- **Provided data**

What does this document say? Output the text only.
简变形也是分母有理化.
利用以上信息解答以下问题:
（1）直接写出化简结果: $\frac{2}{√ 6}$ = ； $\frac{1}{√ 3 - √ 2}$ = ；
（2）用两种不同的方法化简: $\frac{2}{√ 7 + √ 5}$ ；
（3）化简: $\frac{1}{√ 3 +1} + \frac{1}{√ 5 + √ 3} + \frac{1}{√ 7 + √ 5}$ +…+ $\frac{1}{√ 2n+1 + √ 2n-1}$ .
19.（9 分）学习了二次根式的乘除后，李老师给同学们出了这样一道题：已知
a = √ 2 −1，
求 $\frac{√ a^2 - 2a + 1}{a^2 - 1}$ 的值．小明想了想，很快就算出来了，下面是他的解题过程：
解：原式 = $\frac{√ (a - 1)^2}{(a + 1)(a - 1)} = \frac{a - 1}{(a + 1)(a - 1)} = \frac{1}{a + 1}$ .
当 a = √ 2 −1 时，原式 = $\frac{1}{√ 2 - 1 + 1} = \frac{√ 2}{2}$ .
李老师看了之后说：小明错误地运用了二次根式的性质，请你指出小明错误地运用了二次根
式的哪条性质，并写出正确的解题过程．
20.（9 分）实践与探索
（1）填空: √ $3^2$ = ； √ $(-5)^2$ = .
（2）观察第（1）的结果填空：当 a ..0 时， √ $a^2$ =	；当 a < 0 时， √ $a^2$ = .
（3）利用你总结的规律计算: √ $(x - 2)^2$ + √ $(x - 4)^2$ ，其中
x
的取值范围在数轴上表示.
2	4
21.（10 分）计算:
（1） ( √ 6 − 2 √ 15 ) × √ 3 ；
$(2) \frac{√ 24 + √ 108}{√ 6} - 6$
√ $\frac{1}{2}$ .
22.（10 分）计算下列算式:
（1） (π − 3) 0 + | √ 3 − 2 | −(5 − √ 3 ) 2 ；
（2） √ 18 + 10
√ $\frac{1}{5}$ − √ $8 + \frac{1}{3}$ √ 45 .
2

- **Your task**
The full set of records should be duplicated exactly.

- **Response to this task**
What does this document say? Output the text only.
简变形也是分母有理化.
利用以上信息解答以下问题:
（1）直接写出化简结果: $\frac{2}{√ 6}$ = ； $\frac{1}{√ 3 - √ 2}$ = ；
（2）用两种不同的方法化简: $\frac{2}{√ 7 + √ 5}$ ；
（3）化简: $\frac{1}{√ 3 +1} + \frac{1}{√ 5 + √ 3} + \frac{1}{√ 7 + √ 5}$ +…+ $\frac{1}{√ 2n+1 + √ 2n-1}$ .
19.（9 分）学习了二次根式的乘除后，李老师给同学们出了这样一道题：已知
a = √ 2 −1，
求 $\frac{√ a^2 - 2a + 1}{a^2 - 1}$ 的值．小明想了想，很快就算出来了，下面是他的解题过程：
解：原式 = $\frac{√ (a - 1)^2}{(a + 1)(a - 1)} = \frac{a - 1}{(a + 1)(a - 1)} = \frac{1}{a + 1}$ .
当 a = √ 2 −1 时，原式 = $\frac{1}{√ 2 - 1 + 1} = \frac{√ 2}{2}$ .
李老师看了之后说：小明错误地运用了二次根式的性质，请你指出小明错误地运用了二次根
式的哪条性质，并写出正确的解题过程．
20.（9 分）实践与探索
（1）填空: √ $3^2$ = ； √ $(-5)^2$ = .
（2）观察第（1）的结果填空：当 a ..0 时， √ $a^2$ =	；当 a < 0 时， √ $a^2$ = .
（3）利用你总结的规律计算: √ $(x - 2)^2$ + √ $(x - 4)^2$ ，其中
x
的取值范围在数轴上表示.
2	4
21.（10 分）计算:
（1） ( √ 6 − 2 √ 15 ) × √ 3 ；
$(2) \frac{√ 24 + √ 108}{√ 6} - 6$
√ $\frac{1}{2}$ .
22.（10 分）计算下列算式:
（1） (π − 3) 0 + | √ 3 − 2 | −(5 − √ 3 ) 2 ；
（2） √ 18 + 10
√ $\frac{1}{5}$ − √ $8 + \frac{1}{3}$ √ 45 .
2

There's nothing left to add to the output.